Exercise prompt: Pull every "leucocytes" line out of the data below.

[Extracted records]
=-=-=

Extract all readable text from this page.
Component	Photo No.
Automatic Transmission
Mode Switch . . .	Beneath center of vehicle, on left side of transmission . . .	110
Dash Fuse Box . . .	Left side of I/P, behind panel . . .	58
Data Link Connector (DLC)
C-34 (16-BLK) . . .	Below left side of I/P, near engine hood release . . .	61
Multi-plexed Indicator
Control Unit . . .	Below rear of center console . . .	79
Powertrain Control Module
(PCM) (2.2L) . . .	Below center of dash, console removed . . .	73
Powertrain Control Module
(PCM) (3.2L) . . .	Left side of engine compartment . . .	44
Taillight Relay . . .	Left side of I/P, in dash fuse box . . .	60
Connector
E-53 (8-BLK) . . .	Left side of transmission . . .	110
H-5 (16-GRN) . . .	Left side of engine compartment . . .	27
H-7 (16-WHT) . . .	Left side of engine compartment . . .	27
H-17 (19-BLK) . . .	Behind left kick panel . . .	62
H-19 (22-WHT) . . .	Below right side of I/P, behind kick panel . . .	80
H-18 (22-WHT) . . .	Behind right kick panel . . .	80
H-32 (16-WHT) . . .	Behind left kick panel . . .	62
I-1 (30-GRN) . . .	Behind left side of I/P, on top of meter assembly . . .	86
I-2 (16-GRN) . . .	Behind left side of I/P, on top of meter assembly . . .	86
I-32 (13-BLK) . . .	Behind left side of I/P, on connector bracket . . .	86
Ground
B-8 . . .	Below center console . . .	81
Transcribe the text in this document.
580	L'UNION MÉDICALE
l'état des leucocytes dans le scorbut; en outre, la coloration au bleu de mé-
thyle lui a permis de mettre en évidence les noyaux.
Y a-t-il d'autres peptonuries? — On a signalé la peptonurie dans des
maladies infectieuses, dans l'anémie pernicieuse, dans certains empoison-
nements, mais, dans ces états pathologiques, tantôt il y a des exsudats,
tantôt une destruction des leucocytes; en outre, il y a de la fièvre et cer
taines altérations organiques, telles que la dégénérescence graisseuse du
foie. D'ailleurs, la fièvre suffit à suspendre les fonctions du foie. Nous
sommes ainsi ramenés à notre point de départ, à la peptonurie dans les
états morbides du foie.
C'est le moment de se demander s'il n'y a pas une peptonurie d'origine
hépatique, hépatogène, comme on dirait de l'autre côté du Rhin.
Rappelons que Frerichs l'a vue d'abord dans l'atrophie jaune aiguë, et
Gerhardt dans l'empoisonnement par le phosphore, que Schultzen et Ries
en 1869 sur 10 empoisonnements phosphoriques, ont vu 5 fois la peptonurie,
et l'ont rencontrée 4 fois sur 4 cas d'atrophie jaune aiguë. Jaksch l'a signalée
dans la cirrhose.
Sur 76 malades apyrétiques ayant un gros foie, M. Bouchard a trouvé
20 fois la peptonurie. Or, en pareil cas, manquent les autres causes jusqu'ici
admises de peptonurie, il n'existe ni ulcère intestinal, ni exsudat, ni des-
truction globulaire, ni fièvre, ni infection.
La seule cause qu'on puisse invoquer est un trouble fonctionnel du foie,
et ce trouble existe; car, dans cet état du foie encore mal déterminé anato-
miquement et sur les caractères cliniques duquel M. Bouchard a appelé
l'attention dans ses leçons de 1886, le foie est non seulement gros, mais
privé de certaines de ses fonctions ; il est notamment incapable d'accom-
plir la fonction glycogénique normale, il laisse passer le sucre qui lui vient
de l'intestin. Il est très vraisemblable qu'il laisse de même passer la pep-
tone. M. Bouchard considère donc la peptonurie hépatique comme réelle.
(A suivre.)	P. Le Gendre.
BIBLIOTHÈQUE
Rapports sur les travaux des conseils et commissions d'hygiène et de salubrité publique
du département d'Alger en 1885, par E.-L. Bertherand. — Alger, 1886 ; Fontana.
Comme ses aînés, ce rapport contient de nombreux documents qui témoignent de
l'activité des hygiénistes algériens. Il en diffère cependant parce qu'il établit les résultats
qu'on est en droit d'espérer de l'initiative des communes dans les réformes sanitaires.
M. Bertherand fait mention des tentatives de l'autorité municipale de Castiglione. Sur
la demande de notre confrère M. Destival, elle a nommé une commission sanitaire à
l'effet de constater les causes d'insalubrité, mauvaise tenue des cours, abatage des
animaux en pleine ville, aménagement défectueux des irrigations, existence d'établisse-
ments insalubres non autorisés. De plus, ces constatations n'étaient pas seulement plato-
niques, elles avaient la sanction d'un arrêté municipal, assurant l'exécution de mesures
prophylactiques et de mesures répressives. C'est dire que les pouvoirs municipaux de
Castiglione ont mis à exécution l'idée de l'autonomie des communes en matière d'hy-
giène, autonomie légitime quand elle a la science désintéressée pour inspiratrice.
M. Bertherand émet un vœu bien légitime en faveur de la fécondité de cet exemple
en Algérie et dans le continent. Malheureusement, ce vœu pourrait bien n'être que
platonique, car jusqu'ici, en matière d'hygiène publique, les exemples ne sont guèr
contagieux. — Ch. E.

=-=-=

Solution to the exercise:
l'état des leucocytes dans le scorbut; en outre, la coloration au bleu de mé-
tantôt une destruction des leucocytes; en outre, il y a de la fièvre et cer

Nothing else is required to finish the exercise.